= What the task requires =
Count how many lines below contain the word "الذرية", then give that number alone.

[Data entries]
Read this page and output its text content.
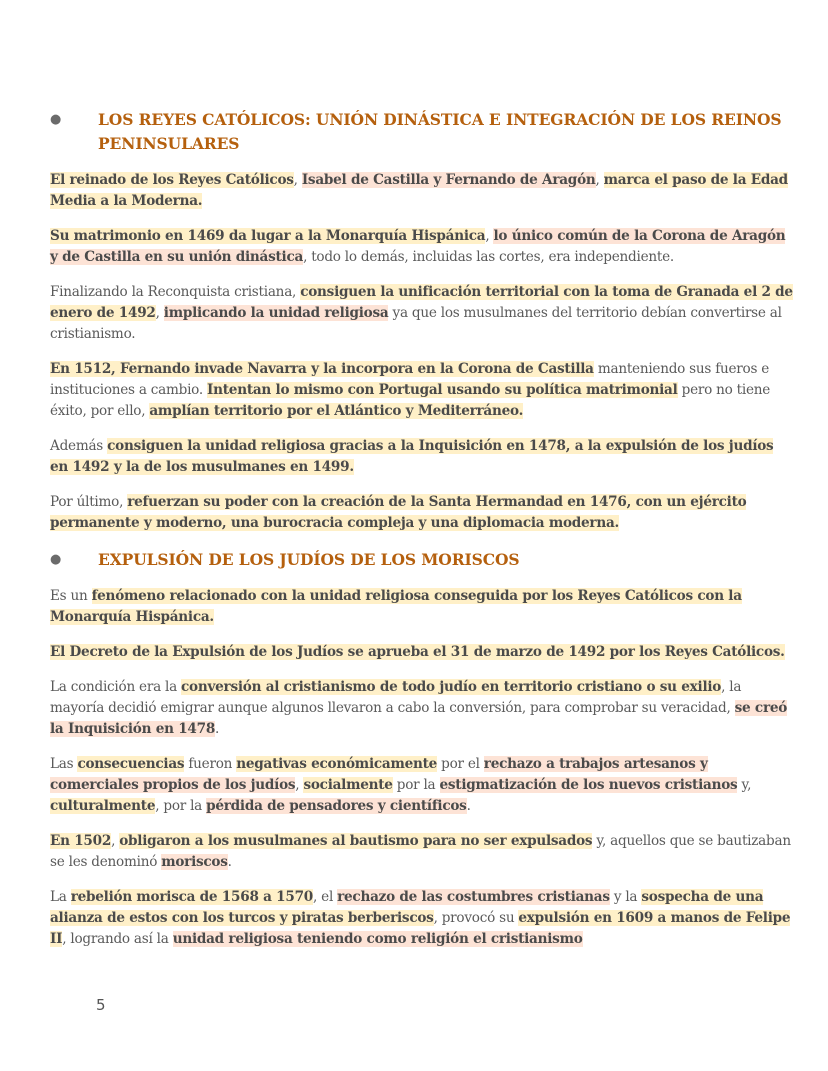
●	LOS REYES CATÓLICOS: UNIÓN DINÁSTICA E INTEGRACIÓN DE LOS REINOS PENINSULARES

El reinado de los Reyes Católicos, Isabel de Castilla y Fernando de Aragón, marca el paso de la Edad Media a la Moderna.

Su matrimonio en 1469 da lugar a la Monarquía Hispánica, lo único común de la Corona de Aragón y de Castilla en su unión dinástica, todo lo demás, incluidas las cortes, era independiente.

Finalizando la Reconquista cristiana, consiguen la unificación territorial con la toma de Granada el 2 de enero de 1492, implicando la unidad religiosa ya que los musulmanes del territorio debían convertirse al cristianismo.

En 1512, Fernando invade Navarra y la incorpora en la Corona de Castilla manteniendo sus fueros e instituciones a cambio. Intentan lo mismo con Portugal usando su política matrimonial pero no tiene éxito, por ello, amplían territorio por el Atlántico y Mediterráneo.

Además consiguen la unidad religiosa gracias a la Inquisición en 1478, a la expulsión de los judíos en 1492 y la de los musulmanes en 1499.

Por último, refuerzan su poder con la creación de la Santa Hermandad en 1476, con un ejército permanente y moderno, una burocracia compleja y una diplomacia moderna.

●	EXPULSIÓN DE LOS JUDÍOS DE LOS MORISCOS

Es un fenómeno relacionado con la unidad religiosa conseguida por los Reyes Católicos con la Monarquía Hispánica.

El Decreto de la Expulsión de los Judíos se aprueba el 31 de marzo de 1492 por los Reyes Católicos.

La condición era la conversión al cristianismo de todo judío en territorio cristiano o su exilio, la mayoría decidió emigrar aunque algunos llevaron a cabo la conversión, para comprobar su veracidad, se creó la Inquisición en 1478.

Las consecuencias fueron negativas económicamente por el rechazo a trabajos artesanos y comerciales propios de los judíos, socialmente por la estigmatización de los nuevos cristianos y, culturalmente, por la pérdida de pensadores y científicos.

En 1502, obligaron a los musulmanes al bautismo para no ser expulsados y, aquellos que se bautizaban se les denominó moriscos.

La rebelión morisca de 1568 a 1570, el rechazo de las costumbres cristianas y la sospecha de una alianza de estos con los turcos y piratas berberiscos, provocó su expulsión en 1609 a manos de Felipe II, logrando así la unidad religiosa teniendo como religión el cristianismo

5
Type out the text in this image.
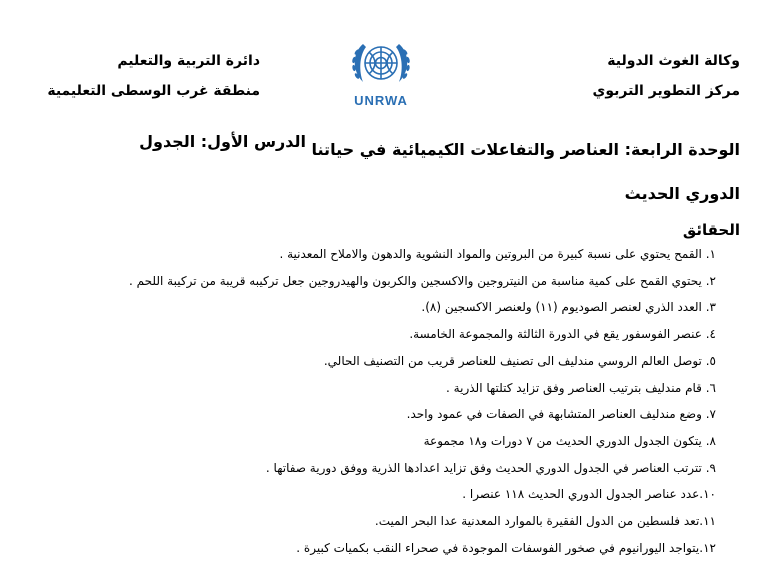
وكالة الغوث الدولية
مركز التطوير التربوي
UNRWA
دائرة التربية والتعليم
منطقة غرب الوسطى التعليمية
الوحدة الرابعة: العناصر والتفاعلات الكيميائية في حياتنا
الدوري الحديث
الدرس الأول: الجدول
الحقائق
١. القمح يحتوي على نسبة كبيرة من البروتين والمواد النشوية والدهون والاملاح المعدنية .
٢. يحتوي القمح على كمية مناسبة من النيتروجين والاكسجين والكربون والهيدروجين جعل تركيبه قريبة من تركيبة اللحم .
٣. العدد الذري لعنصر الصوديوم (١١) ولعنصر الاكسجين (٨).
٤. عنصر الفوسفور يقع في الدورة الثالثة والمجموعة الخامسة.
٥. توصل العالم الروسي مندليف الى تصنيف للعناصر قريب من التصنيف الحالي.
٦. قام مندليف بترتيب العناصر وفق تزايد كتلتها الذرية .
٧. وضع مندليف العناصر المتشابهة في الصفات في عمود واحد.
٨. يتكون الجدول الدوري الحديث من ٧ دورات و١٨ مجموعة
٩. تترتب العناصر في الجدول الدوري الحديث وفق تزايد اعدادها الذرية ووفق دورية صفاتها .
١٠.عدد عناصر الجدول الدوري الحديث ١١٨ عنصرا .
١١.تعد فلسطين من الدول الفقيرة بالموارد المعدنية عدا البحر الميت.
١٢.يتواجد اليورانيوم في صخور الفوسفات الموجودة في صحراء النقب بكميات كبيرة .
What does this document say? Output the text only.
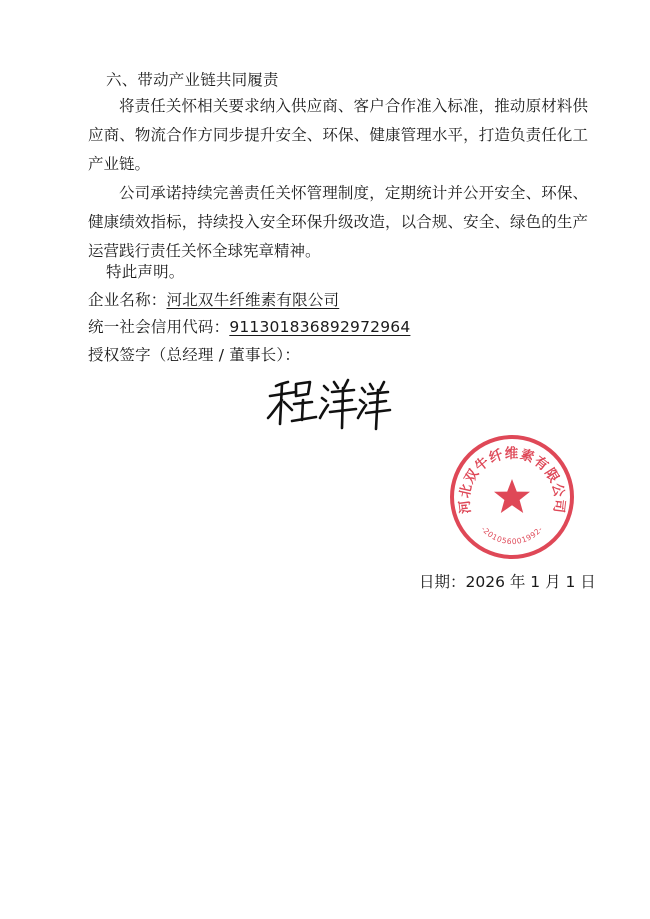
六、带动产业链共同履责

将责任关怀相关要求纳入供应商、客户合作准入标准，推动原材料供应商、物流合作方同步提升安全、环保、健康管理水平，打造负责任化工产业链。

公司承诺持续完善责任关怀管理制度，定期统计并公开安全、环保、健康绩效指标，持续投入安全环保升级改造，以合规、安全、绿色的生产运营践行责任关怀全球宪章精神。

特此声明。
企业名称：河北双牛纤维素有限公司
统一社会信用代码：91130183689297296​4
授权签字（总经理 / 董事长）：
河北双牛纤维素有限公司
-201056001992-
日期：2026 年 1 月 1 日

= Solution to this problem =
2